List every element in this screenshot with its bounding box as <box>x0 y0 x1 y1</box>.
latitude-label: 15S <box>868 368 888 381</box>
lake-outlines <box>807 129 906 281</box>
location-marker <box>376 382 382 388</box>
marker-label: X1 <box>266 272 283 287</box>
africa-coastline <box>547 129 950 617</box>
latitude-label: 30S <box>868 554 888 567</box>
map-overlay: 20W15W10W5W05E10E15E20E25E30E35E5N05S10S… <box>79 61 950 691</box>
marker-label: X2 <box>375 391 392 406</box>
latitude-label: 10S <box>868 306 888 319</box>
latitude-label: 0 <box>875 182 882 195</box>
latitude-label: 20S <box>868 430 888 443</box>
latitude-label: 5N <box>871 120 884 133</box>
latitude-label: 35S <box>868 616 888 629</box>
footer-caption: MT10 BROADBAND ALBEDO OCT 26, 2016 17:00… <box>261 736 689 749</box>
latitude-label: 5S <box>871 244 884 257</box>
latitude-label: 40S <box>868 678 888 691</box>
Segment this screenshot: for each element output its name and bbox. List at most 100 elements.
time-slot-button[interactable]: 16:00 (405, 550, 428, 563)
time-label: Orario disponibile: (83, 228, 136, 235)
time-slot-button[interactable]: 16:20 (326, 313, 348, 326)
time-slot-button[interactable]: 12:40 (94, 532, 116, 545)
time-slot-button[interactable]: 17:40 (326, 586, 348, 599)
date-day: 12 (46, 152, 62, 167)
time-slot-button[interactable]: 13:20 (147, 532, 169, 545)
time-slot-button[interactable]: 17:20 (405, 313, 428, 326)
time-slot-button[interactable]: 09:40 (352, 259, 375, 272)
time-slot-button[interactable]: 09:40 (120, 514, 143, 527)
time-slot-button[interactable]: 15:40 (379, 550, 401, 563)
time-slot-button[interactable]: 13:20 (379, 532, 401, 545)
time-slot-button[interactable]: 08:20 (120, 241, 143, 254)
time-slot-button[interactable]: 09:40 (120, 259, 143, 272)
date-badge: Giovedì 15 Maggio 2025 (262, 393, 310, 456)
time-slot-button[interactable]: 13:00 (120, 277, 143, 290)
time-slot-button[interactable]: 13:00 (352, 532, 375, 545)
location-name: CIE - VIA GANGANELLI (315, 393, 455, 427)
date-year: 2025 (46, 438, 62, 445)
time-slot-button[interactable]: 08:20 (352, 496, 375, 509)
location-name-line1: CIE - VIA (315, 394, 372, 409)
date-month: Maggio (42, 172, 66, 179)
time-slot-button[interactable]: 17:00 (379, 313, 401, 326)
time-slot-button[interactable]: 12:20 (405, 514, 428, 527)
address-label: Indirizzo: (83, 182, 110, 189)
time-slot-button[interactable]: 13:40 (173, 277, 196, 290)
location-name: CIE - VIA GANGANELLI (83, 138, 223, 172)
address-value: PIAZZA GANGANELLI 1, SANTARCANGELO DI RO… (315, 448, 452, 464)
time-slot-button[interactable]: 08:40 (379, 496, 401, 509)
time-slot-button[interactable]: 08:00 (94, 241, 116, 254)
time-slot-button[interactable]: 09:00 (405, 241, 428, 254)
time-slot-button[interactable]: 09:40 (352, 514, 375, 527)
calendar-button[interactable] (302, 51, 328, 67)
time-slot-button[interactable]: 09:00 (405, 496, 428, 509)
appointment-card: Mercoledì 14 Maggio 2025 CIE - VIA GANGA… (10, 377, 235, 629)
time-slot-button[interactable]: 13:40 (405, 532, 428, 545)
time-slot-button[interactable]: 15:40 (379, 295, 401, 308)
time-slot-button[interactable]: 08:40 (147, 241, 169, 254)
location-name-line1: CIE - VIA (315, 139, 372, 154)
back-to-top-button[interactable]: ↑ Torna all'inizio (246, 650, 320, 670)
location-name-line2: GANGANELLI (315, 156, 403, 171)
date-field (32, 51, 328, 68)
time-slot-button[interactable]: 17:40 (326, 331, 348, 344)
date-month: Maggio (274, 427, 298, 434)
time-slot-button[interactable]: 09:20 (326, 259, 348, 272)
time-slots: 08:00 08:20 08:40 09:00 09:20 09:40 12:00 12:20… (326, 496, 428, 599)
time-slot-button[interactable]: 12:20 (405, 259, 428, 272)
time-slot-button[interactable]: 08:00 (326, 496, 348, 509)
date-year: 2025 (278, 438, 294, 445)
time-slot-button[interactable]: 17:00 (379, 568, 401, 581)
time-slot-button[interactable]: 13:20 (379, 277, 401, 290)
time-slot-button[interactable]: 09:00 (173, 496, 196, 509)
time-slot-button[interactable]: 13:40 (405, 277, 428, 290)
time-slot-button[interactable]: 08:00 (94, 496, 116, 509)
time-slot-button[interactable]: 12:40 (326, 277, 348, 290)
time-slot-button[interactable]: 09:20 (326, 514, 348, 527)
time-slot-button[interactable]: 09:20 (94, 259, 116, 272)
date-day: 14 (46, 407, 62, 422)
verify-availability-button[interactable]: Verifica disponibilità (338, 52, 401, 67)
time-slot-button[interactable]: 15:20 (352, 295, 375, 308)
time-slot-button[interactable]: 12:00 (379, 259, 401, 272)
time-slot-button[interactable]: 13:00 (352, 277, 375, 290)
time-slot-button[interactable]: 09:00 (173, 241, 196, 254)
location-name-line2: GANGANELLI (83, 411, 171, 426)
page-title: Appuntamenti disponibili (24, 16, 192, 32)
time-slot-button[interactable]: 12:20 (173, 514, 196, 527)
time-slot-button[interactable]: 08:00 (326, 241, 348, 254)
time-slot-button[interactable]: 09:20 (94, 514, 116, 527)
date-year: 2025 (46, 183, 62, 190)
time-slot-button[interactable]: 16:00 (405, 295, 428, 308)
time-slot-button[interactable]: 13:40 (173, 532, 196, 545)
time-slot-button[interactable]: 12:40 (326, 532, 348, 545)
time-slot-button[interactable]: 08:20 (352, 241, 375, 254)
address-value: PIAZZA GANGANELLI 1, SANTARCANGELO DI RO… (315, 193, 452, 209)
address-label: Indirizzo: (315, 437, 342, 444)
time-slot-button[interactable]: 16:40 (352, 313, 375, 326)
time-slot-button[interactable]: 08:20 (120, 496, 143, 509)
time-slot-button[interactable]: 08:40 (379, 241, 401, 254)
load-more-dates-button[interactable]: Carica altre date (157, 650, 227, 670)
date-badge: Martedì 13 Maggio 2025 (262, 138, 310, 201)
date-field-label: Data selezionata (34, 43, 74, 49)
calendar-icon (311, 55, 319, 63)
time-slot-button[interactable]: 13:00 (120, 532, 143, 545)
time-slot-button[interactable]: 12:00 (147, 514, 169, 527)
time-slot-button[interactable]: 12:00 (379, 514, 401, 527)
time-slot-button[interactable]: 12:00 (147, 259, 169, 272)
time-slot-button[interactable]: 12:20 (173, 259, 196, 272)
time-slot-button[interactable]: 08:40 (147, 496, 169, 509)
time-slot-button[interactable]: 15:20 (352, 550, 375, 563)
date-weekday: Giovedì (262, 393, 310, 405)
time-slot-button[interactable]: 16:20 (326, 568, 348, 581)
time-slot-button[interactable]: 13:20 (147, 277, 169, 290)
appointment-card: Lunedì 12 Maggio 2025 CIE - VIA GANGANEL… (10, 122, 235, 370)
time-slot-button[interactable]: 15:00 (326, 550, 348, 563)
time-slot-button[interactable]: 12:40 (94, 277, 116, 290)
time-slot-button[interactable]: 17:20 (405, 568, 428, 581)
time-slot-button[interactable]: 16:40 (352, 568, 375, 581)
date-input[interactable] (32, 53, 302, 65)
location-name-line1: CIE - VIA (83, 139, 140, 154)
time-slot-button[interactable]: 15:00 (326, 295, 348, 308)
+++++
Please copy every line of the records above without changing a single character.

List every element in this screenshot with its bounding box as <box>x0 y0 x1 y1</box>.
latitude-label: 15S <box>868 368 888 381</box>
lake-outlines <box>807 129 906 281</box>
location-marker <box>376 382 382 388</box>
marker-label: X1 <box>266 272 283 287</box>
africa-coastline <box>547 129 950 617</box>
latitude-label: 30S <box>868 554 888 567</box>
map-overlay: 20W15W10W5W05E10E15E20E25E30E35E5N05S10S… <box>79 61 950 691</box>
marker-label: X2 <box>375 391 392 406</box>
latitude-label: 10S <box>868 306 888 319</box>
latitude-label: 0 <box>875 182 882 195</box>
latitude-label: 20S <box>868 430 888 443</box>
latitude-label: 5N <box>871 120 884 133</box>
latitude-label: 35S <box>868 616 888 629</box>
footer-caption: MT10 BROADBAND ALBEDO OCT 26, 2016 17:00… <box>261 736 689 749</box>
latitude-label: 5S <box>871 244 884 257</box>
latitude-label: 40S <box>868 678 888 691</box>
Segment this screenshot: for each element output its name and bbox. List at most 100 elements.
time-slot-button[interactable]: 16:00 (405, 550, 428, 563)
time-label: Orario disponibile: (83, 228, 136, 235)
time-slot-button[interactable]: 16:20 (326, 313, 348, 326)
time-slot-button[interactable]: 12:40 (94, 532, 116, 545)
time-slot-button[interactable]: 17:40 (326, 586, 348, 599)
date-day: 12 (46, 152, 62, 167)
time-slot-button[interactable]: 13:20 (147, 532, 169, 545)
time-slot-button[interactable]: 17:20 (405, 313, 428, 326)
time-slot-button[interactable]: 09:40 (352, 259, 375, 272)
time-slot-button[interactable]: 09:40 (120, 514, 143, 527)
time-slot-button[interactable]: 15:40 (379, 550, 401, 563)
time-slot-button[interactable]: 13:20 (379, 532, 401, 545)
time-slot-button[interactable]: 08:20 (120, 241, 143, 254)
time-slot-button[interactable]: 09:40 (120, 259, 143, 272)
date-badge: Giovedì 15 Maggio 2025 (262, 393, 310, 456)
time-slot-button[interactable]: 13:00 (120, 277, 143, 290)
time-slot-button[interactable]: 13:00 (352, 532, 375, 545)
location-name: CIE - VIA GANGANELLI (315, 393, 455, 427)
date-year: 2025 (46, 438, 62, 445)
time-slot-button[interactable]: 08:20 (352, 496, 375, 509)
location-name-line1: CIE - VIA (315, 394, 372, 409)
date-month: Maggio (42, 172, 66, 179)
time-slot-button[interactable]: 17:00 (379, 313, 401, 326)
time-slot-button[interactable]: 12:20 (405, 514, 428, 527)
address-label: Indirizzo: (83, 182, 110, 189)
time-slot-button[interactable]: 13:40 (173, 277, 196, 290)
location-name: CIE - VIA GANGANELLI (83, 138, 223, 172)
address-value: PIAZZA GANGANELLI 1, SANTARCANGELO DI RO… (315, 448, 452, 464)
time-slot-button[interactable]: 08:40 (379, 496, 401, 509)
time-slot-button[interactable]: 08:00 (94, 241, 116, 254)
time-slot-button[interactable]: 09:00 (405, 241, 428, 254)
time-slot-button[interactable]: 09:40 (352, 514, 375, 527)
calendar-button[interactable] (302, 51, 328, 67)
time-slot-button[interactable]: 09:00 (405, 496, 428, 509)
appointment-card: Mercoledì 14 Maggio 2025 CIE - VIA GANGA… (10, 377, 235, 629)
time-slot-button[interactable]: 13:40 (405, 532, 428, 545)
time-slot-button[interactable]: 15:40 (379, 295, 401, 308)
time-slot-button[interactable]: 08:40 (147, 241, 169, 254)
location-name-line1: CIE - VIA (315, 139, 372, 154)
back-to-top-button[interactable]: ↑ Torna all'inizio (246, 650, 320, 670)
location-name-line2: GANGANELLI (315, 156, 403, 171)
date-field (32, 51, 328, 68)
time-slot-button[interactable]: 17:40 (326, 331, 348, 344)
date-month: Maggio (274, 427, 298, 434)
time-slot-button[interactable]: 09:20 (326, 259, 348, 272)
time-slots: 08:00 08:20 08:40 09:00 09:20 09:40 12:00 12:20… (326, 496, 428, 599)
time-slot-button[interactable]: 12:20 (405, 259, 428, 272)
time-slot-button[interactable]: 08:00 (326, 496, 348, 509)
date-year: 2025 (278, 438, 294, 445)
time-slot-button[interactable]: 17:00 (379, 568, 401, 581)
time-slot-button[interactable]: 13:20 (379, 277, 401, 290)
time-slot-button[interactable]: 09:00 (173, 496, 196, 509)
time-slot-button[interactable]: 13:40 (405, 277, 428, 290)
time-slot-button[interactable]: 08:00 (94, 496, 116, 509)
time-slot-button[interactable]: 12:40 (326, 277, 348, 290)
time-slot-button[interactable]: 09:20 (326, 514, 348, 527)
time-slot-button[interactable]: 09:20 (94, 259, 116, 272)
date-day: 14 (46, 407, 62, 422)
verify-availability-button[interactable]: Verifica disponibilità (338, 52, 401, 67)
time-slot-button[interactable]: 15:20 (352, 295, 375, 308)
time-slot-button[interactable]: 12:00 (379, 259, 401, 272)
time-slot-button[interactable]: 13:00 (352, 277, 375, 290)
time-slot-button[interactable]: 09:00 (173, 241, 196, 254)
location-name-line2: GANGANELLI (83, 411, 171, 426)
page-title: Appuntamenti disponibili (24, 16, 192, 32)
time-slot-button[interactable]: 12:20 (173, 514, 196, 527)
time-slot-button[interactable]: 08:00 (326, 241, 348, 254)
time-slot-button[interactable]: 09:20 (94, 514, 116, 527)
date-year: 2025 (46, 183, 62, 190)
time-slot-button[interactable]: 16:00 (405, 295, 428, 308)
time-slot-button[interactable]: 13:40 (173, 532, 196, 545)
time-slot-button[interactable]: 12:40 (326, 532, 348, 545)
time-slot-button[interactable]: 08:20 (352, 241, 375, 254)
address-value: PIAZZA GANGANELLI 1, SANTARCANGELO DI RO… (315, 193, 452, 209)
address-label: Indirizzo: (315, 437, 342, 444)
time-slot-button[interactable]: 16:40 (352, 313, 375, 326)
time-slot-button[interactable]: 08:20 (120, 496, 143, 509)
time-slot-button[interactable]: 08:40 (379, 241, 401, 254)
load-more-dates-button[interactable]: Carica altre date (157, 650, 227, 670)
date-badge: Martedì 13 Maggio 2025 (262, 138, 310, 201)
date-field-label: Data selezionata (34, 43, 74, 49)
calendar-icon (311, 55, 319, 63)
time-slot-button[interactable]: 13:00 (120, 532, 143, 545)
time-slot-button[interactable]: 12:00 (147, 514, 169, 527)
time-slot-button[interactable]: 12:00 (379, 514, 401, 527)
time-slot-button[interactable]: 12:00 (147, 259, 169, 272)
time-slot-button[interactable]: 12:20 (173, 259, 196, 272)
time-slot-button[interactable]: 08:40 (147, 496, 169, 509)
time-slot-button[interactable]: 15:20 (352, 550, 375, 563)
date-weekday: Giovedì (262, 393, 310, 405)
time-slot-button[interactable]: 16:20 (326, 568, 348, 581)
time-slot-button[interactable]: 13:20 (147, 277, 169, 290)
appointment-card: Lunedì 12 Maggio 2025 CIE - VIA GANGANEL… (10, 122, 235, 370)
time-slot-button[interactable]: 15:00 (326, 550, 348, 563)
time-slot-button[interactable]: 12:40 (94, 277, 116, 290)
time-slot-button[interactable]: 17:20 (405, 568, 428, 581)
time-slot-button[interactable]: 16:40 (352, 568, 375, 581)
date-input[interactable] (32, 53, 302, 65)
location-name-line1: CIE - VIA (83, 139, 140, 154)
time-slot-button[interactable]: 15:00 (326, 295, 348, 308)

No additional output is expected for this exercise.